Requirements
From the listing below, pull each line that includes "通販商品制作".
▬▬▬▬▬▬
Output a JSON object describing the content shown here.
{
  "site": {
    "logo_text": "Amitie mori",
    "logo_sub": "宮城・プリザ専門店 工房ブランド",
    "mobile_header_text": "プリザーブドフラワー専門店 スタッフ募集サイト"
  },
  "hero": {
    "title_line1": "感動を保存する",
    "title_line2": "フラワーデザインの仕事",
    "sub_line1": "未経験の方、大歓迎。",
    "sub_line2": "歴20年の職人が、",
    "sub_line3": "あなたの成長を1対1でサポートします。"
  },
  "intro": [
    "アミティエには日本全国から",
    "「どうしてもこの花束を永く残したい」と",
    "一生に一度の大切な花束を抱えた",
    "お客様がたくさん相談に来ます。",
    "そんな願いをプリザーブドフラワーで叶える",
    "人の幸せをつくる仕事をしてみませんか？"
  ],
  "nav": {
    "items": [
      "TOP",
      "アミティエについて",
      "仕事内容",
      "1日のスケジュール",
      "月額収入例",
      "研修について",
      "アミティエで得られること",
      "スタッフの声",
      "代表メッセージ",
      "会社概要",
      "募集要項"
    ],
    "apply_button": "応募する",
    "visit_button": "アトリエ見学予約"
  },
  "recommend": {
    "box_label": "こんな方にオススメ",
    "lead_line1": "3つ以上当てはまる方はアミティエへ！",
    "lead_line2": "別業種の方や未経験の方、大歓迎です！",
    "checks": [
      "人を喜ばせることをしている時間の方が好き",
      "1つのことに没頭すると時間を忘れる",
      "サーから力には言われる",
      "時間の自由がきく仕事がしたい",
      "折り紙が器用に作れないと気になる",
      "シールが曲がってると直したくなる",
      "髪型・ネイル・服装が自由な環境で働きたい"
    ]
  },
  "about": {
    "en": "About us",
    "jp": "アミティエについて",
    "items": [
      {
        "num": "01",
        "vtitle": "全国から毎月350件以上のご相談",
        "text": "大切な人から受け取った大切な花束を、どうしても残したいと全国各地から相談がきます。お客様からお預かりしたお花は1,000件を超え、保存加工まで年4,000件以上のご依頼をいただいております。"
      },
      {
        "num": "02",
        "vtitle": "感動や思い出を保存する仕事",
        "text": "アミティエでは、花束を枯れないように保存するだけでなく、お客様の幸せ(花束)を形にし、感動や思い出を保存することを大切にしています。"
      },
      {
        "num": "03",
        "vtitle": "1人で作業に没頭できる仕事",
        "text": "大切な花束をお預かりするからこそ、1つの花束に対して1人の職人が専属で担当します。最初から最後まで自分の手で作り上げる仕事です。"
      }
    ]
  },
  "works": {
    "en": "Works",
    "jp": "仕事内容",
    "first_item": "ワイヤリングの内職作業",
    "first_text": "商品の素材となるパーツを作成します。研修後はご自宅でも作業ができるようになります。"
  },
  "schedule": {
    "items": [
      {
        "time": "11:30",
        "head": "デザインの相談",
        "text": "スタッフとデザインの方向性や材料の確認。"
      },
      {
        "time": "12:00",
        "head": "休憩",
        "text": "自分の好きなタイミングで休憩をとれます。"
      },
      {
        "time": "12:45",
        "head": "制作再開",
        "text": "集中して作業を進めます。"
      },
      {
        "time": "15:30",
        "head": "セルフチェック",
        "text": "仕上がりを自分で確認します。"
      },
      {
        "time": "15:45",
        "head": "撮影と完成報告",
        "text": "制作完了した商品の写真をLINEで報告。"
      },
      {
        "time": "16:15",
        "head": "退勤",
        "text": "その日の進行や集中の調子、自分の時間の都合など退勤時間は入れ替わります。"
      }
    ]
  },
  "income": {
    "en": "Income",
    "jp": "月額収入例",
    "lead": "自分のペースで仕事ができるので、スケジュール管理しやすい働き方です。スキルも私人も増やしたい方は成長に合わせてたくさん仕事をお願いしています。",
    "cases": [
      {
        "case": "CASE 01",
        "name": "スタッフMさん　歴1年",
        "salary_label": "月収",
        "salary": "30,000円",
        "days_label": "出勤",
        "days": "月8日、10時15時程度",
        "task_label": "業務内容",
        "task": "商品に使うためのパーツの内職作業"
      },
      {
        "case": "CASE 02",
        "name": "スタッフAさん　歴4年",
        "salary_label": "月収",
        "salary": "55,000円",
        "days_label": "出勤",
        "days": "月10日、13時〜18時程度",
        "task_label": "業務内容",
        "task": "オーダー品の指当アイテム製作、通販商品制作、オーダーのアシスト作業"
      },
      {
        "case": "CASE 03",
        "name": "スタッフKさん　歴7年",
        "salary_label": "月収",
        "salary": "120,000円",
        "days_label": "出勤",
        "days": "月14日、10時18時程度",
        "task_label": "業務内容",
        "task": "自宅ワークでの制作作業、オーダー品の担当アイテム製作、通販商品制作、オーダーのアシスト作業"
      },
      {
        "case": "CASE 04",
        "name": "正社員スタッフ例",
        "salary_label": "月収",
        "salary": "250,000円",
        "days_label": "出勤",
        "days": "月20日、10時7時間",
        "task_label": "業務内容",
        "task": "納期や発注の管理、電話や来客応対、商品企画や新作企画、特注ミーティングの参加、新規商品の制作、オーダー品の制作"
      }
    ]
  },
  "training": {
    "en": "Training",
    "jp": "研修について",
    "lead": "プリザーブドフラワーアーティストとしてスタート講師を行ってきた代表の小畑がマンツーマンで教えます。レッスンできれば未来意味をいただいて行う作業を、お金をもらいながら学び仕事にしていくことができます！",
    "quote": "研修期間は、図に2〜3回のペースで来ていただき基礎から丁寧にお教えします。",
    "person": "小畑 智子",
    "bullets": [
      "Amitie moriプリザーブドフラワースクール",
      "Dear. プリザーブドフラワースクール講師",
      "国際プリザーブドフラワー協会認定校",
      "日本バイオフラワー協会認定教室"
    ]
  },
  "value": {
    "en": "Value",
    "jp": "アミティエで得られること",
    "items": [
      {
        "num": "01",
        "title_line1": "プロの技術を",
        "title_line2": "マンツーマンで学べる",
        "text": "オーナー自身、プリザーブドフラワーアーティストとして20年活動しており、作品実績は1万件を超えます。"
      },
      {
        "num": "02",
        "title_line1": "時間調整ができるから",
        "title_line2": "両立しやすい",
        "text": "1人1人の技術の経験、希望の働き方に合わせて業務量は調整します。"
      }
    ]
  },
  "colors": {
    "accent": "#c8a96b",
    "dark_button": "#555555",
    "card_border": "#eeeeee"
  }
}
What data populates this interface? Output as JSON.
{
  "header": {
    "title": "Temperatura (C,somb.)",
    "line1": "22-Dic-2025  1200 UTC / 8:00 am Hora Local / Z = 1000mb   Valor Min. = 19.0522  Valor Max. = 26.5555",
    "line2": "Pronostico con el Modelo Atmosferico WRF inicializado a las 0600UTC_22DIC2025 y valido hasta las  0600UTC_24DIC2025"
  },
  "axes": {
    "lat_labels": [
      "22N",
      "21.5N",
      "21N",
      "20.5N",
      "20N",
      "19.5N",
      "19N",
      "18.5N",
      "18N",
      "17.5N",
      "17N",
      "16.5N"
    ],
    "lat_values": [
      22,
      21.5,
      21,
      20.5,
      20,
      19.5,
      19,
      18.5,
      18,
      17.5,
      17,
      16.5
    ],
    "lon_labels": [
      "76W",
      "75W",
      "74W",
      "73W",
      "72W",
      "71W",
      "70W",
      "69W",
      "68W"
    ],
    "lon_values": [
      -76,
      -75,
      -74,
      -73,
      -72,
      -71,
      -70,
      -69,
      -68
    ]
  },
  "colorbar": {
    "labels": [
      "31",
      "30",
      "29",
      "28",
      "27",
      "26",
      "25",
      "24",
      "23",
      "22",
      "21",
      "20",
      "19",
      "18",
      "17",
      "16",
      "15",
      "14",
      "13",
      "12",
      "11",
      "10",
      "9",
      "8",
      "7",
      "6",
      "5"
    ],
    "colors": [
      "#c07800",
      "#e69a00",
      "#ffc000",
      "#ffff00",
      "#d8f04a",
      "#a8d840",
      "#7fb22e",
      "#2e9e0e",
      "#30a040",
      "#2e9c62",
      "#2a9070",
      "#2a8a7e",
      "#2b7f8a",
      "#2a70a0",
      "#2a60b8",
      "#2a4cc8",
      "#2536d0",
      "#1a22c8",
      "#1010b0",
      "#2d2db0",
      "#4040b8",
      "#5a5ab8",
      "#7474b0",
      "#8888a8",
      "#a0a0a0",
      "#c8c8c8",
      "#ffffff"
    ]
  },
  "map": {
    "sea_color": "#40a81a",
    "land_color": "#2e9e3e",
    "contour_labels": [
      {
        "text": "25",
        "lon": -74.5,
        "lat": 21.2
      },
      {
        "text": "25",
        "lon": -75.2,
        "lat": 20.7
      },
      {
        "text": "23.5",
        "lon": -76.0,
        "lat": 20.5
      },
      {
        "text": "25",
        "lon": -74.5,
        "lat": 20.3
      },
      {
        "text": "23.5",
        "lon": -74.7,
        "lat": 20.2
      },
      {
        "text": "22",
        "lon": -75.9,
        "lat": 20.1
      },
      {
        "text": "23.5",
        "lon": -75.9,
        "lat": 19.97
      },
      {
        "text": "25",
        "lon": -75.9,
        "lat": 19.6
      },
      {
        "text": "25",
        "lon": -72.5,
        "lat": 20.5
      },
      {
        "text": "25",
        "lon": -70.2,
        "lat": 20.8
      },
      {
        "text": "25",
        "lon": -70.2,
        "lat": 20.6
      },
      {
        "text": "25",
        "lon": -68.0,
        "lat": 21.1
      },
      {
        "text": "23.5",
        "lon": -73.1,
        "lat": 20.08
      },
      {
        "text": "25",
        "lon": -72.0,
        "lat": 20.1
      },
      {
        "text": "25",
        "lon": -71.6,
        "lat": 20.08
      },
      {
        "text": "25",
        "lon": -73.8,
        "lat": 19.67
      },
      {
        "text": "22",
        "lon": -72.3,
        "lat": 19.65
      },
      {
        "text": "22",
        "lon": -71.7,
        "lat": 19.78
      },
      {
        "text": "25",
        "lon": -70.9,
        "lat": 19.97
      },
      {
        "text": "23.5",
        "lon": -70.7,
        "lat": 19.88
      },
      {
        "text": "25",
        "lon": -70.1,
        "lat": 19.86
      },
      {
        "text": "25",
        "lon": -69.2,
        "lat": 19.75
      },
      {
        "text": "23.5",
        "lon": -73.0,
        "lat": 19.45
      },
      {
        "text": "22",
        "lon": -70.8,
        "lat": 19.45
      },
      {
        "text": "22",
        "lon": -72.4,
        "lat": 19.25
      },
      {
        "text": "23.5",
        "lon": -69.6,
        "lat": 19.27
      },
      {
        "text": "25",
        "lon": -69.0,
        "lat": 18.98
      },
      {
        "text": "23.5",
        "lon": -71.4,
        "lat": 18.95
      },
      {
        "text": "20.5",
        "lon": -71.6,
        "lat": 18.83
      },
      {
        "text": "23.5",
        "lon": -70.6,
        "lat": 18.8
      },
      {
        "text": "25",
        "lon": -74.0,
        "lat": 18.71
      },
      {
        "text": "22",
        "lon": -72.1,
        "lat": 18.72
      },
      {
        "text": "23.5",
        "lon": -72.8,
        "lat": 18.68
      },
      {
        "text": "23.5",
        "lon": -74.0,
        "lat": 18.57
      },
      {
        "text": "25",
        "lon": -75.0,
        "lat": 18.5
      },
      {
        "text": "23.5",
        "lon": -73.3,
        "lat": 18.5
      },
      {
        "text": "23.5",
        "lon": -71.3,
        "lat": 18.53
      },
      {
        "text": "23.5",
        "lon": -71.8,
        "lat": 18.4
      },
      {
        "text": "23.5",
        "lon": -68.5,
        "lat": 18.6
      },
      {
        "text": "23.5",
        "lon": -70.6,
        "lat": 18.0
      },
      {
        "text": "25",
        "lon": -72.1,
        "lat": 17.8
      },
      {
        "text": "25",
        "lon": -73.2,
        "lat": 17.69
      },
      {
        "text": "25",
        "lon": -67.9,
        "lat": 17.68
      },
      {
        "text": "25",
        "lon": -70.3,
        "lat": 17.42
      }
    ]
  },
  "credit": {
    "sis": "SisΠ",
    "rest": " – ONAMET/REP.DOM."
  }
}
▬▬▬▬▬▬
Solution
        "task": "オーダー品の指当アイテム製作、通販商品制作、オーダーのアシスト作業"
        "task": "自宅ワークでの制作作業、オーダー品の担当アイテム製作、通販商品制作、オーダーのアシスト作業"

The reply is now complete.